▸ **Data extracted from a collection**
▼▼▼
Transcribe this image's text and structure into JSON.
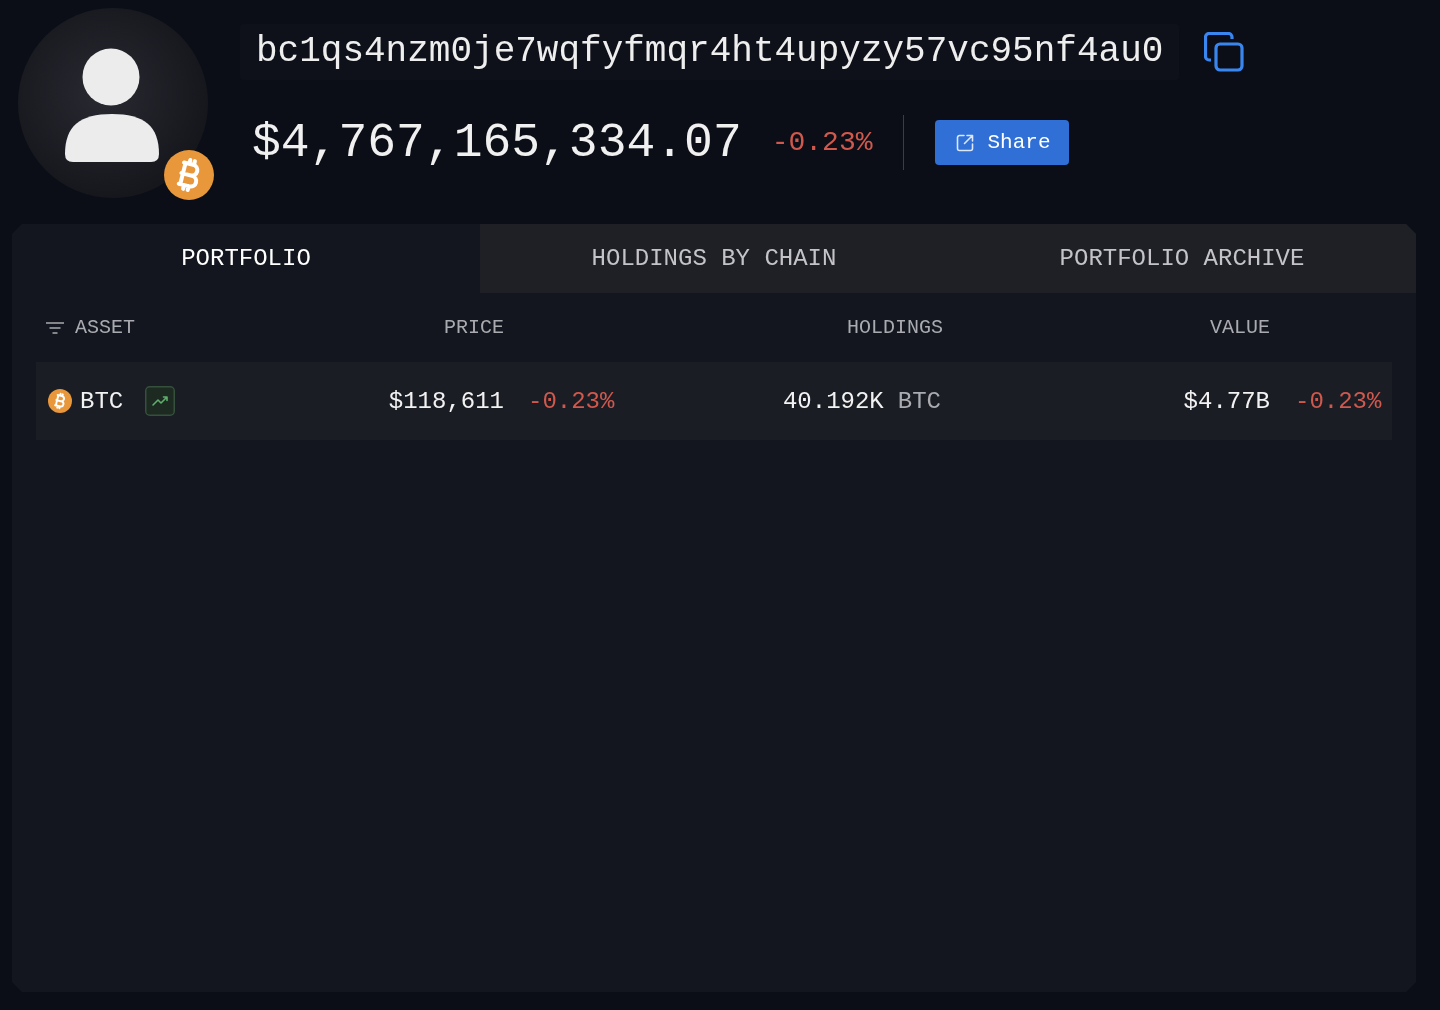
{
  "profile": {
    "address": "bc1qs4nzm0je7wqfyfmqr4ht4upyzy57vc95nf4au0",
    "total_value": "$4,767,165,334.07",
    "change": "-0.23%",
    "change_negative": true,
    "share_button": "Share"
  },
  "tabs": [
    {
      "label": "PORTFOLIO",
      "selected": true
    },
    {
      "label": "HOLDINGS BY CHAIN",
      "selected": false
    },
    {
      "label": "PORTFOLIO ARCHIVE",
      "selected": false
    }
  ],
  "table": {
    "columns": [
      "ASSET",
      "PRICE",
      "HOLDINGS",
      "VALUE"
    ],
    "rows": [
      {
        "asset": "BTC",
        "price": "$118,611",
        "price_change": "-0.23%",
        "price_change_negative": true,
        "holdings": "40.192K",
        "holdings_unit": "BTC",
        "value": "$4.77B",
        "value_change": "-0.23%",
        "value_change_negative": true
      }
    ]
  }
}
▲▲▲
▸ **Task directions**
Reproduce the listing word for word and omit its pictures.

▸ **Exercise solution**
Transcribe this image's text and structure into JSON.
{
  "profile": {
    "address": "bc1qs4nzm0je7wqfyfmqr4ht4upyzy57vc95nf4au0",
    "total_value": "$4,767,165,334.07",
    "change": "-0.23%",
    "change_negative": true,
    "share_button": "Share"
  },
  "tabs": [
    {
      "label": "PORTFOLIO",
      "selected": true
    },
    {
      "label": "HOLDINGS BY CHAIN",
      "selected": false
    },
    {
      "label": "PORTFOLIO ARCHIVE",
      "selected": false
    }
  ],
  "table": {
    "columns": [
      "ASSET",
      "PRICE",
      "HOLDINGS",
      "VALUE"
    ],
    "rows": [
      {
        "asset": "BTC",
        "price": "$118,611",
        "price_change": "-0.23%",
        "price_change_negative": true,
        "holdings": "40.192K",
        "holdings_unit": "BTC",
        "value": "$4.77B",
        "value_change": "-0.23%",
        "value_change_negative": true
      }
    ]
  }
}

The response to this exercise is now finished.